··· Dataset extract

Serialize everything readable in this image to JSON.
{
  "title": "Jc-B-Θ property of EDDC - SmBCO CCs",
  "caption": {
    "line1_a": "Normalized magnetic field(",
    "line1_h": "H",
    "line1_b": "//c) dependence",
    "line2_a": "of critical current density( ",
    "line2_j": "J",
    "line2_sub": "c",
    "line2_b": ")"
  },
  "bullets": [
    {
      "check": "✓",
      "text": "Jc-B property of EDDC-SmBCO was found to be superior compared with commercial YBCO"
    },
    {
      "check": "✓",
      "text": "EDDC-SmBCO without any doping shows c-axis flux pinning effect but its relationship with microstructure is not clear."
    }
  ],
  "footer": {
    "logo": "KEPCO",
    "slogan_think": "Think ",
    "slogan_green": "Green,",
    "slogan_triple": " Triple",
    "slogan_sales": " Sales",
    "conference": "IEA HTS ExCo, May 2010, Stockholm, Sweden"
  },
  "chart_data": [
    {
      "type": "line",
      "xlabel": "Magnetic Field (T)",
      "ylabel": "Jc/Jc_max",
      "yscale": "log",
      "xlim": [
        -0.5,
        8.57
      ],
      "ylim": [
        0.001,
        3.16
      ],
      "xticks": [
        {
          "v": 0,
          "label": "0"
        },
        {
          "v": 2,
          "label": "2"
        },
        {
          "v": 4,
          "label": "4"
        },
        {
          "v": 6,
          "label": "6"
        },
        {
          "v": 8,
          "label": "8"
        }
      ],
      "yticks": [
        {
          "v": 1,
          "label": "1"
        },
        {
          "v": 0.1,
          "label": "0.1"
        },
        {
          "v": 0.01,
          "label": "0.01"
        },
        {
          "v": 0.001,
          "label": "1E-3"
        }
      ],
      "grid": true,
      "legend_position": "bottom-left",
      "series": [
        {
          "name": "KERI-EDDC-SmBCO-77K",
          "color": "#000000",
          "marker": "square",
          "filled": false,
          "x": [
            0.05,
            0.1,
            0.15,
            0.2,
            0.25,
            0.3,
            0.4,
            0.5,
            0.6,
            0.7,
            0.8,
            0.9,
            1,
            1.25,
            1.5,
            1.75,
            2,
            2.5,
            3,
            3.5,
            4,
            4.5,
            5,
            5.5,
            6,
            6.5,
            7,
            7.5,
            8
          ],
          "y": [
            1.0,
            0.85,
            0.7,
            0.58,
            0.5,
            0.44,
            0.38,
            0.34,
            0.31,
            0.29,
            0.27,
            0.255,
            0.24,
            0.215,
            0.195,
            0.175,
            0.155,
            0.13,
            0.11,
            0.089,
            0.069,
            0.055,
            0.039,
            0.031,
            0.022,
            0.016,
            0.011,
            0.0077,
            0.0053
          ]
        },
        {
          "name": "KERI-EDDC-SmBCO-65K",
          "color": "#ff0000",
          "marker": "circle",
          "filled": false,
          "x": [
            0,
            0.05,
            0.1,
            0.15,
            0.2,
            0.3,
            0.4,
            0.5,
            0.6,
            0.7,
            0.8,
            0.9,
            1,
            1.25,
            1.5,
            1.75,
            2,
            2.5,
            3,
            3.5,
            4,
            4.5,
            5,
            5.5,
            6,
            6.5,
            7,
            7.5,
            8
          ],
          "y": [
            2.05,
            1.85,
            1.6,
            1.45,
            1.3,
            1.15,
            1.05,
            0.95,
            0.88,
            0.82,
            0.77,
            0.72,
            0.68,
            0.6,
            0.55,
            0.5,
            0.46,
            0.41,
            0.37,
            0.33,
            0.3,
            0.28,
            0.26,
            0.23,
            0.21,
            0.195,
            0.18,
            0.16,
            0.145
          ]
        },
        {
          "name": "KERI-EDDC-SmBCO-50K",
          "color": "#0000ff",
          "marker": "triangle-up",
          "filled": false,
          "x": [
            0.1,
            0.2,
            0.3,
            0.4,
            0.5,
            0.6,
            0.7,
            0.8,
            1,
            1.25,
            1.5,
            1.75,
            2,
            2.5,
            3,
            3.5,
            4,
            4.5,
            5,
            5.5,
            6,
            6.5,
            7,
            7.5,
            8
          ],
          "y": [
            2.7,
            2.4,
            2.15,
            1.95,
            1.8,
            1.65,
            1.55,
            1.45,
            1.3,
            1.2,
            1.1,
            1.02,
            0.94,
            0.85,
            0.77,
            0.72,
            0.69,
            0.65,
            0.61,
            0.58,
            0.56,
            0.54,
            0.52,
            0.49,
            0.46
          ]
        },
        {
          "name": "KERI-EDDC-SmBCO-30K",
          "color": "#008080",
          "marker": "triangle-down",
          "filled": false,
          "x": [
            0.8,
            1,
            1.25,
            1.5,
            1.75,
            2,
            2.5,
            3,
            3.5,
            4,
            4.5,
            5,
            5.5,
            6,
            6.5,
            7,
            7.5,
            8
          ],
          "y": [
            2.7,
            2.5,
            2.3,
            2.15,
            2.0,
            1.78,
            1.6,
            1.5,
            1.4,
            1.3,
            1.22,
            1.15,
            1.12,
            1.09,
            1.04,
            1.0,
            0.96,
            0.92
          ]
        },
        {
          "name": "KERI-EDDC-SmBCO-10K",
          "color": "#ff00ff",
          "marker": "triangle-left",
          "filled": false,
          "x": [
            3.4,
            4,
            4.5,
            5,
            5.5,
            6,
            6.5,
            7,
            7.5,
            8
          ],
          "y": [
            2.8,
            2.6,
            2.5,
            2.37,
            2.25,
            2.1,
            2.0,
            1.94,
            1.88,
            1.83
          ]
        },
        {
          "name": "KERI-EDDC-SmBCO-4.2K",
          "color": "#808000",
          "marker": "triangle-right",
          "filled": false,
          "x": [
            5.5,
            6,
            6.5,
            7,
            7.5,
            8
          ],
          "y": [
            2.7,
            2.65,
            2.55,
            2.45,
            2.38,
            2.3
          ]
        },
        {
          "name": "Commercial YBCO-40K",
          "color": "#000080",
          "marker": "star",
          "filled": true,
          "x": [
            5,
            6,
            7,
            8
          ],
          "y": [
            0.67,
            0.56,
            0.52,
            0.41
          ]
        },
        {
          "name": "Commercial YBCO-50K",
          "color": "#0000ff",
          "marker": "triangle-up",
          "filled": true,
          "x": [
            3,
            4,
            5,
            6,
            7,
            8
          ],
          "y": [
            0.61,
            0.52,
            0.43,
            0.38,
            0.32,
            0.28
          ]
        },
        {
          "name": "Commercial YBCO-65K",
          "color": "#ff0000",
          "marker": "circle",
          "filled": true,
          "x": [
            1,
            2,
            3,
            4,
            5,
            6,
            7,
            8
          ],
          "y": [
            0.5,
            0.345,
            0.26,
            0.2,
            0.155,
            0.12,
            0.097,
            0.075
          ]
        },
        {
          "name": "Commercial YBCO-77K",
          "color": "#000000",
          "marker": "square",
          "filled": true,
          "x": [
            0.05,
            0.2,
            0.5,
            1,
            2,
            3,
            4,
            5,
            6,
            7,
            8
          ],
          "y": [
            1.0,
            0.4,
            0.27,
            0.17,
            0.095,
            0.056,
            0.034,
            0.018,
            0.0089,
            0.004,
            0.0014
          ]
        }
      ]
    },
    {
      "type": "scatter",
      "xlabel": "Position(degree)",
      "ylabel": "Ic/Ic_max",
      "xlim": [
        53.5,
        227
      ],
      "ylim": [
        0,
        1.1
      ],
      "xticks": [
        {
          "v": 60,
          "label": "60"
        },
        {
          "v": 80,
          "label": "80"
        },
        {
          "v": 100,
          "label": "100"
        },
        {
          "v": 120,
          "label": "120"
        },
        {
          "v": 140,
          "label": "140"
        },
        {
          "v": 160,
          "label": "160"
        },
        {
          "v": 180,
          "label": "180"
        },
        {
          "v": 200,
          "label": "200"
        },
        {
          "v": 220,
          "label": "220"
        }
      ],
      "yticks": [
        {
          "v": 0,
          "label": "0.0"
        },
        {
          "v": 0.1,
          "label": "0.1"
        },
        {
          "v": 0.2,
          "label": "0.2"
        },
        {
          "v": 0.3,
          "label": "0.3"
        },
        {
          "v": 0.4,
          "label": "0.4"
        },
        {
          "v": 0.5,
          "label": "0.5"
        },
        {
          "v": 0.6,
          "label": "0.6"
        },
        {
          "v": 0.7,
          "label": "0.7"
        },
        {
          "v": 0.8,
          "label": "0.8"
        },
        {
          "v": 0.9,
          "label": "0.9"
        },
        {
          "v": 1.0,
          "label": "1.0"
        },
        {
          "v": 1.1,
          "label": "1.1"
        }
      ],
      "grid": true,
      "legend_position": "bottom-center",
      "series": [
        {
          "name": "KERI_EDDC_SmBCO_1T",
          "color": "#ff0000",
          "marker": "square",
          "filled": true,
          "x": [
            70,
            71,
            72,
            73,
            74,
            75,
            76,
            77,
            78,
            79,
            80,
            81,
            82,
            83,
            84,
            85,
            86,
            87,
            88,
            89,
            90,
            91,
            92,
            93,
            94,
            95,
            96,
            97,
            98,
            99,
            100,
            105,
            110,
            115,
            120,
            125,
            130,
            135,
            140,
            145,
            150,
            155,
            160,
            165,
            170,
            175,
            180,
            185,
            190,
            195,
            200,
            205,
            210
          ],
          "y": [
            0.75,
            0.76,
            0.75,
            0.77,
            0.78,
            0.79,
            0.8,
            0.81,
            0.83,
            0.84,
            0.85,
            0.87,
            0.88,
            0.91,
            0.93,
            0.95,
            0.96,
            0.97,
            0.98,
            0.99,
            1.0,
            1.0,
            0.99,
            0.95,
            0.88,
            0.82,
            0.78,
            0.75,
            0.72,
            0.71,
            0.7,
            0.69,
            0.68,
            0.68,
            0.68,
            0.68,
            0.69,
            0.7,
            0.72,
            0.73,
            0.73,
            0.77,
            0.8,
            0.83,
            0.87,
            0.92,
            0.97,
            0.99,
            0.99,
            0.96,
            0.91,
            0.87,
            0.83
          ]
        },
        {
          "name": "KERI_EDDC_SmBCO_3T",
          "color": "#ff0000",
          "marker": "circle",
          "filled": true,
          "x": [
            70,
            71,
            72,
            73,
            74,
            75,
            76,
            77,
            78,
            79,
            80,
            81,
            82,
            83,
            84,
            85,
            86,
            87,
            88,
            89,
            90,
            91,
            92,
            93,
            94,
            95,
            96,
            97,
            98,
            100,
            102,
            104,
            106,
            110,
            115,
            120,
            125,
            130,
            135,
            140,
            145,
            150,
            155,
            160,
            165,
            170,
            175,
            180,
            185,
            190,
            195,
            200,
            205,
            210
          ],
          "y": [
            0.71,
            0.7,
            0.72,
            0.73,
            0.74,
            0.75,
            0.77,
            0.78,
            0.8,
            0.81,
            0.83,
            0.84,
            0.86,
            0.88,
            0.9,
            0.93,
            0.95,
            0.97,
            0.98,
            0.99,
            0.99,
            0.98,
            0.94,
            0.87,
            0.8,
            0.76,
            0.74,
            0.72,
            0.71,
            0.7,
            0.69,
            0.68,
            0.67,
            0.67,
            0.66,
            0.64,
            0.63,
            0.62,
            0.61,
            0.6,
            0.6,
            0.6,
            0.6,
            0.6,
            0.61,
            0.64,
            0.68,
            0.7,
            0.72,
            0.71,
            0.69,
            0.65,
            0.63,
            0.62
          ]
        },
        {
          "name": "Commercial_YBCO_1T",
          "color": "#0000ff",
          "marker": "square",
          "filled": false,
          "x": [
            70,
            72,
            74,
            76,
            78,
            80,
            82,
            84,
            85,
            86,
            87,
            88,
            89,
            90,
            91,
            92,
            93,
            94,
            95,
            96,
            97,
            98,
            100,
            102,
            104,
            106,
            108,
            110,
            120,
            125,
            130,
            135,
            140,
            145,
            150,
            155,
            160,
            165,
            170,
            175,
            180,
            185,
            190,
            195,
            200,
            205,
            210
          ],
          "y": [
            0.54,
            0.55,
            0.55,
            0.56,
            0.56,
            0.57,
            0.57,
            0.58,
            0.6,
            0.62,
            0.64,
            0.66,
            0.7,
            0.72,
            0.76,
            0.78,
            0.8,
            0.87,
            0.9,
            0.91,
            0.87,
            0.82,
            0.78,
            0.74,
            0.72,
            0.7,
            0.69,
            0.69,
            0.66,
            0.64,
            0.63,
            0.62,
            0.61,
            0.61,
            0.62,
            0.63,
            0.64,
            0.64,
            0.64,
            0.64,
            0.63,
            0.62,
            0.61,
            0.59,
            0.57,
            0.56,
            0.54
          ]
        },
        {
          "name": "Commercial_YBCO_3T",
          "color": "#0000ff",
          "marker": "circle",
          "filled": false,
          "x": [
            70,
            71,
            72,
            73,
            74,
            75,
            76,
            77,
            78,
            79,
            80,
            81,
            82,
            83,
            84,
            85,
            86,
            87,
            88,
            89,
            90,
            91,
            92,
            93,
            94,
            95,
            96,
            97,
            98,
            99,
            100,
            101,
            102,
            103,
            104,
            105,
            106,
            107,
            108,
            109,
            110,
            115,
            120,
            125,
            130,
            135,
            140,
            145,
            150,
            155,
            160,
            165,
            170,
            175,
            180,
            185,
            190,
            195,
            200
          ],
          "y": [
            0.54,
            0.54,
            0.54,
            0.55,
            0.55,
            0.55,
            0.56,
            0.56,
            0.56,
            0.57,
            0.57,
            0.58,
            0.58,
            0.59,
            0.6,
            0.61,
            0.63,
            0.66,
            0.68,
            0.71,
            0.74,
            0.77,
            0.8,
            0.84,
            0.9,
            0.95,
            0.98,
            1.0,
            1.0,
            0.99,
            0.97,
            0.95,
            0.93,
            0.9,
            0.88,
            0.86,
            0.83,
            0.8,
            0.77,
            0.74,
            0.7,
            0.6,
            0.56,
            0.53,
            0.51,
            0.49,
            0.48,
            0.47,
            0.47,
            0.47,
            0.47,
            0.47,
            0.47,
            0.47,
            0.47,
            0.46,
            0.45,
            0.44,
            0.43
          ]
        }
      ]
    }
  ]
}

······

▶ [The exercise] Which lines of the data above contain "left"? Copy each one.

▶ [Complete output]
      "legend_position": "bottom-left",
          "marker": "triangle-left",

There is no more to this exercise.